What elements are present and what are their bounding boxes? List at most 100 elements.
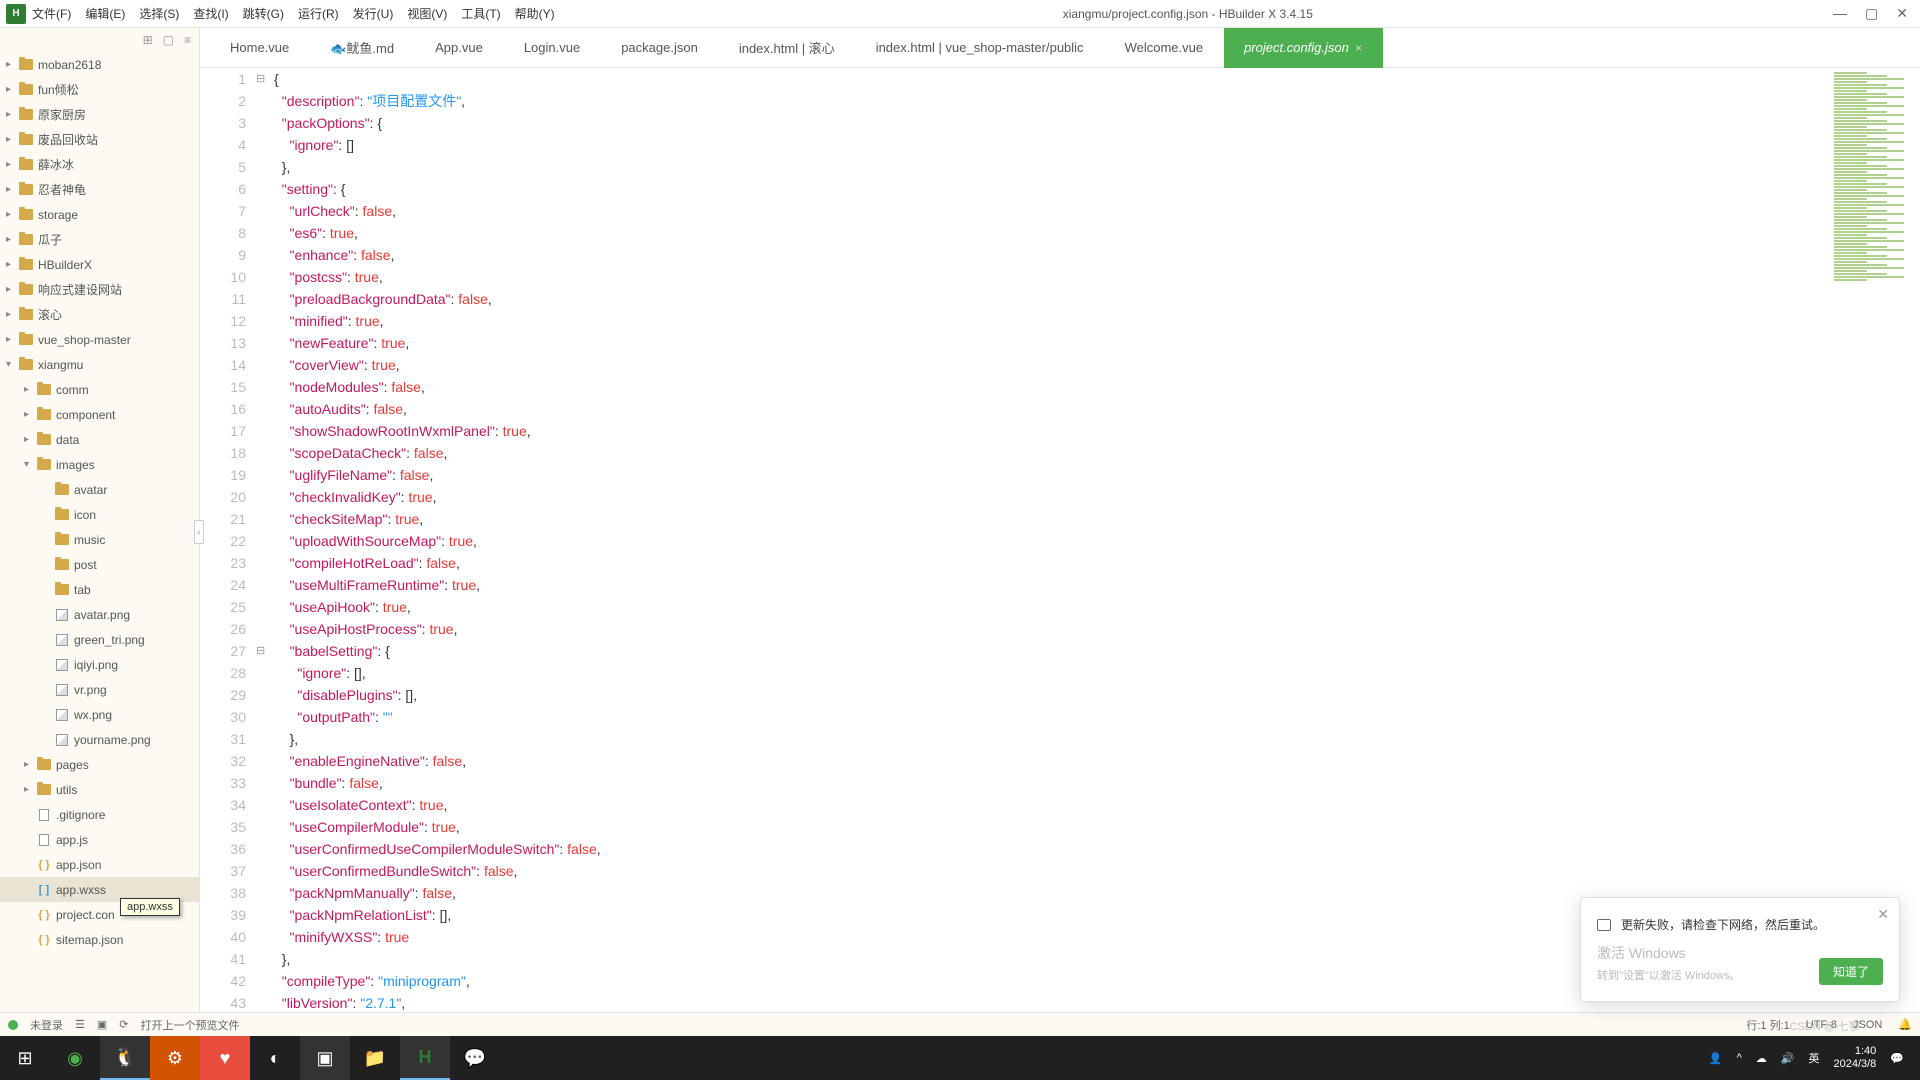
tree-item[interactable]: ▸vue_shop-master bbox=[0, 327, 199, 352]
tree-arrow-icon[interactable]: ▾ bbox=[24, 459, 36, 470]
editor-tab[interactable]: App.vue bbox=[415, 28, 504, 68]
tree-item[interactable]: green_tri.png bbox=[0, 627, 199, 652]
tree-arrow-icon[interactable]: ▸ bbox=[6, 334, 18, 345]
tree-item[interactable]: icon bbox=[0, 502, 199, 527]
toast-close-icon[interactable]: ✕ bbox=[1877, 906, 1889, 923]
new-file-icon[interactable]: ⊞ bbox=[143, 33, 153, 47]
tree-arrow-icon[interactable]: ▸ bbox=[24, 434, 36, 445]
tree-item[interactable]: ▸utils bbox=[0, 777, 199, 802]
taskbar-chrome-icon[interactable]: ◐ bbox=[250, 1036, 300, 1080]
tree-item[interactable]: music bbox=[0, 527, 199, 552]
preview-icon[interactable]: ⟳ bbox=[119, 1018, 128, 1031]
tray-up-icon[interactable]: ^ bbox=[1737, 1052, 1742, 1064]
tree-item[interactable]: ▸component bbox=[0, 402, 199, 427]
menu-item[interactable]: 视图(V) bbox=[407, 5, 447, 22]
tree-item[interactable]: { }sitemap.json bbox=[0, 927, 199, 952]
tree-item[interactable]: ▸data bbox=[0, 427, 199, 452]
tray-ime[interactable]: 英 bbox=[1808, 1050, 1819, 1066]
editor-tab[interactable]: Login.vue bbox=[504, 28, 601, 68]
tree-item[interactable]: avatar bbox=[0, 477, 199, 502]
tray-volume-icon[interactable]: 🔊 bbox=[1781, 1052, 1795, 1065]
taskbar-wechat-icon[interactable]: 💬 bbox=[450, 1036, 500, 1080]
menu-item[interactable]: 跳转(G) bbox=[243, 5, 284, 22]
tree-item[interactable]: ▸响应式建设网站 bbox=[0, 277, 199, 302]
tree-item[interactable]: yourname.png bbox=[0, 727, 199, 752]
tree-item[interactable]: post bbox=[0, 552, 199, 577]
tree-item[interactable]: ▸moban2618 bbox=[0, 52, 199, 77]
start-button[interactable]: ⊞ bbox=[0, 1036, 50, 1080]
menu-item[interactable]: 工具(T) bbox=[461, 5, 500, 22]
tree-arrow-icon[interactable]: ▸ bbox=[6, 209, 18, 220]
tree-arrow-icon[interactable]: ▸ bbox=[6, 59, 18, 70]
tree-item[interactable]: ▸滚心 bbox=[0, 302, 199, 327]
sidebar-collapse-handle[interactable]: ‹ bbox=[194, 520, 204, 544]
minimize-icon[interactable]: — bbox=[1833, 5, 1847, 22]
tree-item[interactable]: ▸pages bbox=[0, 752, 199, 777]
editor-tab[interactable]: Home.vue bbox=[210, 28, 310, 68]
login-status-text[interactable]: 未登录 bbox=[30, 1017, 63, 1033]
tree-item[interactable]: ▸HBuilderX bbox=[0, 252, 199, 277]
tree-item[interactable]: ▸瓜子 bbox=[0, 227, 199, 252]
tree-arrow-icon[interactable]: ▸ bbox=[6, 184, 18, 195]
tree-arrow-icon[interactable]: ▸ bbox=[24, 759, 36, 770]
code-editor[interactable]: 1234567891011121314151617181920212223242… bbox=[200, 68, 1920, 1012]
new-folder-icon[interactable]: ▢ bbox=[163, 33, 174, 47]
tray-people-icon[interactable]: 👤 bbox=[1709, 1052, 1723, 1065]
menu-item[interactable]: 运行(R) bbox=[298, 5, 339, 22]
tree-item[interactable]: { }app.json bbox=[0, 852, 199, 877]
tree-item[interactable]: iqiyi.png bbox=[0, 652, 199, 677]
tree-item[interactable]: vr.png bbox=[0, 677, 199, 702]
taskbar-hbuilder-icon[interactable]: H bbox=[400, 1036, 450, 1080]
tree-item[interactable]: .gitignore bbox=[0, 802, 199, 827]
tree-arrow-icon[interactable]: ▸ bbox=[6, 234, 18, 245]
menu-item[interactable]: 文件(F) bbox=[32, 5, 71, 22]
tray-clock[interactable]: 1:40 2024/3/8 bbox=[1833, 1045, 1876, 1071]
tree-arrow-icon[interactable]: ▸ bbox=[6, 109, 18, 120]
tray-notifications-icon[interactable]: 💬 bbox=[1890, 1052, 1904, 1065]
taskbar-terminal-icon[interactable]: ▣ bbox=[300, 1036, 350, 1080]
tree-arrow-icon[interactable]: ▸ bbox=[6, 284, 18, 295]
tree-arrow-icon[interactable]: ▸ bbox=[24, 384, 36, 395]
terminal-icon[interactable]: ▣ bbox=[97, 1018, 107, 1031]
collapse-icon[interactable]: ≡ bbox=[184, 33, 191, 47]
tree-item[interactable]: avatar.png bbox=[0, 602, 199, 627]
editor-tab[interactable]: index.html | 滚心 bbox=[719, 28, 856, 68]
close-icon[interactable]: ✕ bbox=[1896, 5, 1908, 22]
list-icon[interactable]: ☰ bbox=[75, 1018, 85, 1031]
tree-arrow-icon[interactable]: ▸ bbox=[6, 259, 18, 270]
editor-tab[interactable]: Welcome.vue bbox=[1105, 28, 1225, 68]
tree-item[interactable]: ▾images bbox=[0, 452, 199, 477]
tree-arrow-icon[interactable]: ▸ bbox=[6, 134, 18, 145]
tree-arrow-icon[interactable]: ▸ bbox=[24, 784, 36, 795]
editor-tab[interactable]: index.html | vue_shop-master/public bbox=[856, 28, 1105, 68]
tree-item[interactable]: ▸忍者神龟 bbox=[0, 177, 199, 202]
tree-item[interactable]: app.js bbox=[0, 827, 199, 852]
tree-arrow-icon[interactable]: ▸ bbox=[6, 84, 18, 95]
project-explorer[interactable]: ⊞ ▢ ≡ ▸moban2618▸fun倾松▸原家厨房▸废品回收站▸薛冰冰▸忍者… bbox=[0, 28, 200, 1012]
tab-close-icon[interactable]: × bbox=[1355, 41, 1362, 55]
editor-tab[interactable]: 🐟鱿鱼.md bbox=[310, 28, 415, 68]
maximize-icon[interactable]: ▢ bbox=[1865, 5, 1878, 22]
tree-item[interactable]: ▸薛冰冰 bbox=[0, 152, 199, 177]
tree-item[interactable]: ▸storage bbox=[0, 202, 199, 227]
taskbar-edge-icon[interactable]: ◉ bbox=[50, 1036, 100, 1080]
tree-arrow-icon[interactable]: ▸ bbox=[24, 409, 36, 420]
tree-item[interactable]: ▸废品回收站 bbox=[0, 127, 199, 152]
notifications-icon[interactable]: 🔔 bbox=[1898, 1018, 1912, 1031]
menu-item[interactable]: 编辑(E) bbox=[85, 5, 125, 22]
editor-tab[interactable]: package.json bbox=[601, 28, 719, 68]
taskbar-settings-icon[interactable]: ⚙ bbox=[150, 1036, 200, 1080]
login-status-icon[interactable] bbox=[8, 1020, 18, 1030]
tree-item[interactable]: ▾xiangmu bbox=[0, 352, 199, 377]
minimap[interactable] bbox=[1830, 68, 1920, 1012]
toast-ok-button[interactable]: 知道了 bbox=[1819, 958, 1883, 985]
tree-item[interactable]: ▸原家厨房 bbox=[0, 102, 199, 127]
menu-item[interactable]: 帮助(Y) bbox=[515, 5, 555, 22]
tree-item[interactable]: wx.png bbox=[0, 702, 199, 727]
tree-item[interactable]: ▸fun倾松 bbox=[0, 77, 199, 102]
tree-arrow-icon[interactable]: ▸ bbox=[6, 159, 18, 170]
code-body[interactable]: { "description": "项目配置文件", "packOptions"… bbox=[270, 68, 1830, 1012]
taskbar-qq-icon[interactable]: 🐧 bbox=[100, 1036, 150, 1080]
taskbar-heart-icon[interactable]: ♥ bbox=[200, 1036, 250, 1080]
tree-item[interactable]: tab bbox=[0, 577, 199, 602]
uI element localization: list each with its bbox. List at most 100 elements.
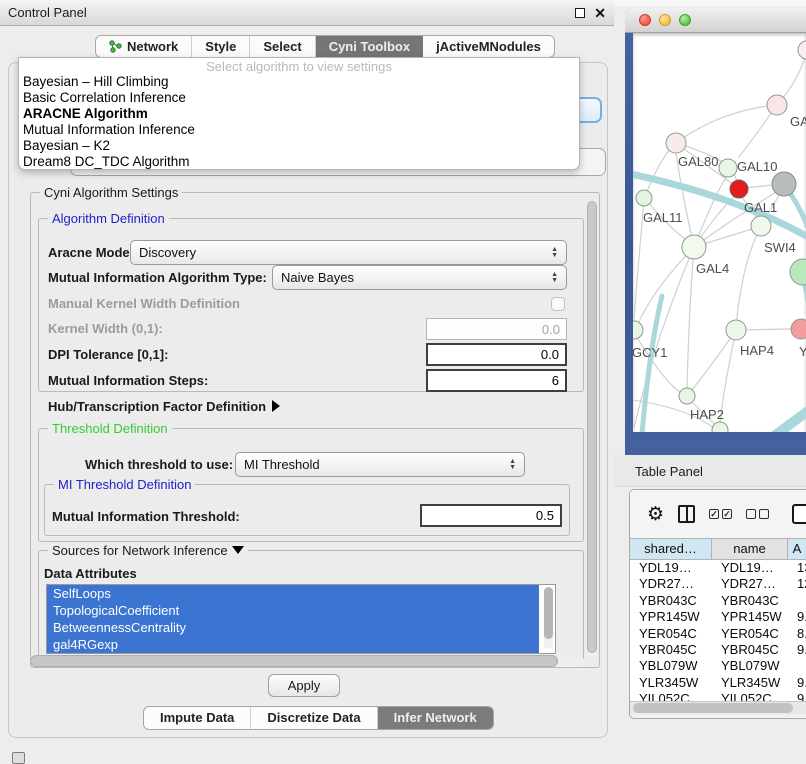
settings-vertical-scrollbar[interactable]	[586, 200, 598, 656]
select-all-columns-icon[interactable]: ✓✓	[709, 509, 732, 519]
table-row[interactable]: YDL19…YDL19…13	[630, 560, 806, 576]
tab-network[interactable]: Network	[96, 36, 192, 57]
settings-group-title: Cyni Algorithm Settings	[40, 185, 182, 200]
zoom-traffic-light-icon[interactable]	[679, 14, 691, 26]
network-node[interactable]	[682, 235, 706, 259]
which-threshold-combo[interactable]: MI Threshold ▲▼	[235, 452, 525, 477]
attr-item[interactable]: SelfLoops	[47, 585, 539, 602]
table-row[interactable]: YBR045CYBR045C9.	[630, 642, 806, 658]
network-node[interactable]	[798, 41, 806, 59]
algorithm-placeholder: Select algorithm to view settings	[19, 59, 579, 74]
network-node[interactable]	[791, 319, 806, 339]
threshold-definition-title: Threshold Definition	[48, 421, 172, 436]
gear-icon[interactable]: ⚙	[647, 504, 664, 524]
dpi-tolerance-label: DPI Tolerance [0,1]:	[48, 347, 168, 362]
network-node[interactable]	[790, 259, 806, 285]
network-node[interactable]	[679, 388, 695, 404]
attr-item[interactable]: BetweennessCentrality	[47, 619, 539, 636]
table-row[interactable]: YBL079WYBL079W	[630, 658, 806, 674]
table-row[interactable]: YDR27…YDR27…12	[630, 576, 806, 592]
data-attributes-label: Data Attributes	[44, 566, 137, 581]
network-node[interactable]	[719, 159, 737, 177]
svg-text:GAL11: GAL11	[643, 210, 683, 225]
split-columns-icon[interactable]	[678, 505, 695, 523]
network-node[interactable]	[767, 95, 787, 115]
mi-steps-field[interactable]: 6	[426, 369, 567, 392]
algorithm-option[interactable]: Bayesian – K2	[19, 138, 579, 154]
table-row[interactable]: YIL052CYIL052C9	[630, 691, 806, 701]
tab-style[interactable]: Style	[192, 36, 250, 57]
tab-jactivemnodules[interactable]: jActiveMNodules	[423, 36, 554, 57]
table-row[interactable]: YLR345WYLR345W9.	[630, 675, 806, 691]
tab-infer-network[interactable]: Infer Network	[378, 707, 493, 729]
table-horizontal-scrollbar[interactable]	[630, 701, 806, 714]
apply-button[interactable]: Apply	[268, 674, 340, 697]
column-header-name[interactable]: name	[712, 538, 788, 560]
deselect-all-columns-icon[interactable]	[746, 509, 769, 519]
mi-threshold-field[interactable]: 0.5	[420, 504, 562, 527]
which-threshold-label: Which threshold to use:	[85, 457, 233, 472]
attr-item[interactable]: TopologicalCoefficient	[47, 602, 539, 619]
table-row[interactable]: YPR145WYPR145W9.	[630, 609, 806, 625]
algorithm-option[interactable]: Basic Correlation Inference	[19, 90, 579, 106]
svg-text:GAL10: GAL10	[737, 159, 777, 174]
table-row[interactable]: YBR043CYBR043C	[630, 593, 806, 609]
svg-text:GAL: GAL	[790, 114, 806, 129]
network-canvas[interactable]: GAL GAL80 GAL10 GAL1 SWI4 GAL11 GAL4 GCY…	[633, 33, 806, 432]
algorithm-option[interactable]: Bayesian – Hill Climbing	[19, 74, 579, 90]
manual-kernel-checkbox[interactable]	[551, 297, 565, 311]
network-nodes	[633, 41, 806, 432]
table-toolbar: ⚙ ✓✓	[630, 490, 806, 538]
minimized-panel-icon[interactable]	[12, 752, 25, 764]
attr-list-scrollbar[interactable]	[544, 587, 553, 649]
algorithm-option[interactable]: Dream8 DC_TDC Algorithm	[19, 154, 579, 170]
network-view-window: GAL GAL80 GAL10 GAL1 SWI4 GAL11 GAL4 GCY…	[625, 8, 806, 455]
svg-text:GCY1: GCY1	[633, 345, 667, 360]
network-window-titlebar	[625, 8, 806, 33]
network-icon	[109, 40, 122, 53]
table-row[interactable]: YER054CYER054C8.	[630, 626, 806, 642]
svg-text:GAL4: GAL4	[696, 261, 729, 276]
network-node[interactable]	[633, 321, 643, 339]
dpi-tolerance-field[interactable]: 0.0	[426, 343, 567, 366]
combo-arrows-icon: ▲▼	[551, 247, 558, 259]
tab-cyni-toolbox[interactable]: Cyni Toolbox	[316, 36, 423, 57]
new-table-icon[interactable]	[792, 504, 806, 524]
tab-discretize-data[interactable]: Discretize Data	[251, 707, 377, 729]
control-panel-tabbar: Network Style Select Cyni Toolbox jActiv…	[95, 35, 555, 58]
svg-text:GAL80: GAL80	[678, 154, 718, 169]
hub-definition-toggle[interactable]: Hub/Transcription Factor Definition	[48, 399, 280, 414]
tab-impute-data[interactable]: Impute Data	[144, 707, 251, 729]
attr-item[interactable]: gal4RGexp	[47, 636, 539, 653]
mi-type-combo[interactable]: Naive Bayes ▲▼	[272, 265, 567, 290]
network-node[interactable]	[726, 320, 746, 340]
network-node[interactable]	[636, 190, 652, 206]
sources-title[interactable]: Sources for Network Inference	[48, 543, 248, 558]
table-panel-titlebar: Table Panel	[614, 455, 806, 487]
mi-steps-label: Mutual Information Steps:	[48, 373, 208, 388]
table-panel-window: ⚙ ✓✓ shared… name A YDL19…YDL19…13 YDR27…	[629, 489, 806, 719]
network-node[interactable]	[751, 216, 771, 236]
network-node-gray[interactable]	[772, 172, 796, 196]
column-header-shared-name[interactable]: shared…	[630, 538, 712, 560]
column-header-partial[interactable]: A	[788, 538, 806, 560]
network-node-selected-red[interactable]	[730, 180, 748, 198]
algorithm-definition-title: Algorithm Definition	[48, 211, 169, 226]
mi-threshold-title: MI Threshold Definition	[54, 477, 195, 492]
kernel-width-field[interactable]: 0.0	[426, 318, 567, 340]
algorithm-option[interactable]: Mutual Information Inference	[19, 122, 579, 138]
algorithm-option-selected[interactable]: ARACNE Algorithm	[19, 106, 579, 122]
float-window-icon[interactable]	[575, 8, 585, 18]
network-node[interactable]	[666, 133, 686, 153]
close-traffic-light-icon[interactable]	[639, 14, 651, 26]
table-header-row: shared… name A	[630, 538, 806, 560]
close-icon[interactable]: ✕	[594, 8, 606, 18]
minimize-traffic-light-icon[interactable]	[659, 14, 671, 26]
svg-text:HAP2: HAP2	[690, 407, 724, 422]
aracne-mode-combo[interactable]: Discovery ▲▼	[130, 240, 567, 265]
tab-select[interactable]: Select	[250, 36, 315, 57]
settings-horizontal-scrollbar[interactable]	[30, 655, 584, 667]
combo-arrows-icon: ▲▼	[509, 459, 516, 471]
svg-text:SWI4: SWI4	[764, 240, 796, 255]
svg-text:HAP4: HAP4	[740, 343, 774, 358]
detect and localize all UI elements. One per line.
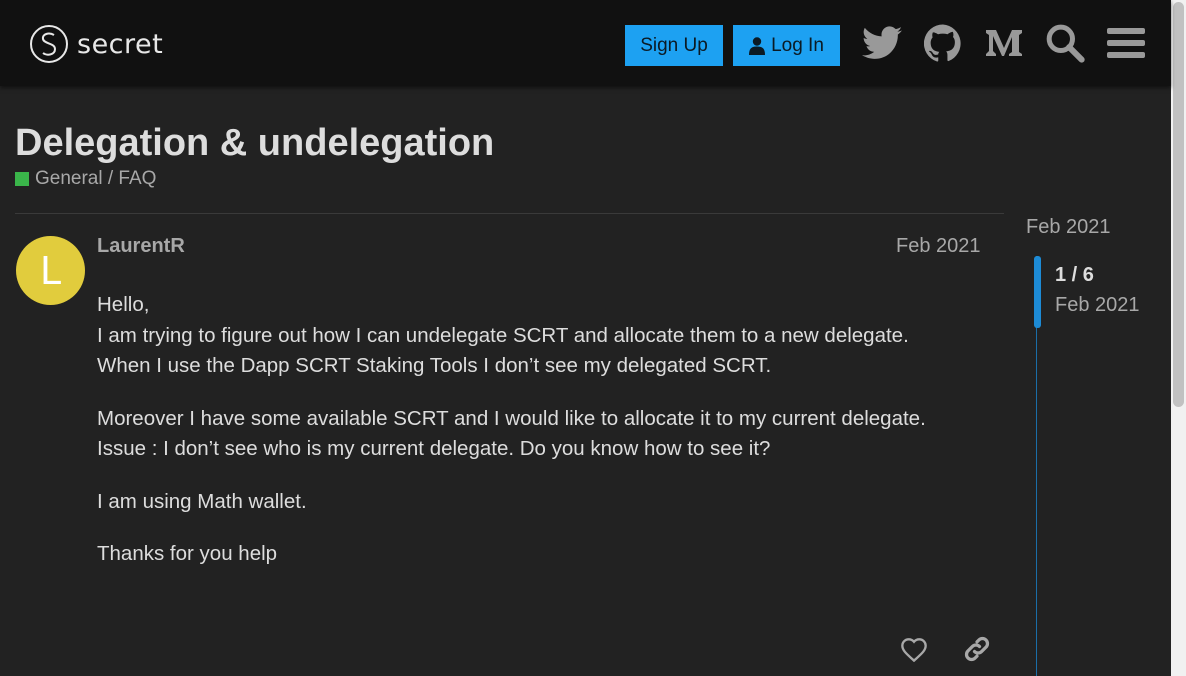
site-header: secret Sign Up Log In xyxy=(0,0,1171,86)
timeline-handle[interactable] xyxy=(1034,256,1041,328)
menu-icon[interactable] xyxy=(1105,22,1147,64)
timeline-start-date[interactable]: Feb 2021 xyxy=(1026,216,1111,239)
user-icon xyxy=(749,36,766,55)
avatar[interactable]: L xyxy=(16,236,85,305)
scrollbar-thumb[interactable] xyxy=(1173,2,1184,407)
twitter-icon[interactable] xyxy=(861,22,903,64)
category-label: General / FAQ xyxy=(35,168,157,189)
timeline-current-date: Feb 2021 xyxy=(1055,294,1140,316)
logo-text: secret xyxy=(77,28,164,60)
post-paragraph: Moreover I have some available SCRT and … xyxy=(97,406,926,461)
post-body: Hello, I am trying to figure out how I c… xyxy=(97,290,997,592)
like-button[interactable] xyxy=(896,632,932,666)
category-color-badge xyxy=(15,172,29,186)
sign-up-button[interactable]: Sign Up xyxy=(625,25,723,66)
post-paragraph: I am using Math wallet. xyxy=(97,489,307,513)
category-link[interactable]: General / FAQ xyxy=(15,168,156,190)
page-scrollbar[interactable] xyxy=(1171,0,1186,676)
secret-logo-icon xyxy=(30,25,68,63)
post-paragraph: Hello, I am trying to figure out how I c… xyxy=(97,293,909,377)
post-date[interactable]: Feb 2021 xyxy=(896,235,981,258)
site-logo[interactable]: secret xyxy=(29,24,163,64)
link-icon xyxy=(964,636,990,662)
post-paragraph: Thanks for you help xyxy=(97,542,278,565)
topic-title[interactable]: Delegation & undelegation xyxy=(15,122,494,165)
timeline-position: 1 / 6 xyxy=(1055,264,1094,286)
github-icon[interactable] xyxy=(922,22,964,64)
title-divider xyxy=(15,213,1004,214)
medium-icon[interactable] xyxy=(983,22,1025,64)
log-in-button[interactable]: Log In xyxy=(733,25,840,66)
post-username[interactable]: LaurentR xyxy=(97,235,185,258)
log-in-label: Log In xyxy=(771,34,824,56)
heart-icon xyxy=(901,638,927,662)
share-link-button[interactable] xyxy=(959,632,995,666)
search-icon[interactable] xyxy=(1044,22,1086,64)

* Required work
Can you copy the lines above, from the one containing "327, 199, 352]" through the one containing "tree-item[interactable]: icon bbox=[0, 502, 199, 527]", character for character and with nothing else?

* Exercise answer
tree-item[interactable]: ▸vue_shop-master bbox=[0, 327, 199, 352]
tree-arrow-icon[interactable]: ▾ bbox=[24, 459, 36, 470]
editor-tab[interactable]: App.vue bbox=[415, 28, 504, 68]
tree-item[interactable]: green_tri.png bbox=[0, 627, 199, 652]
tree-arrow-icon[interactable]: ▸ bbox=[6, 334, 18, 345]
tree-item[interactable]: icon bbox=[0, 502, 199, 527]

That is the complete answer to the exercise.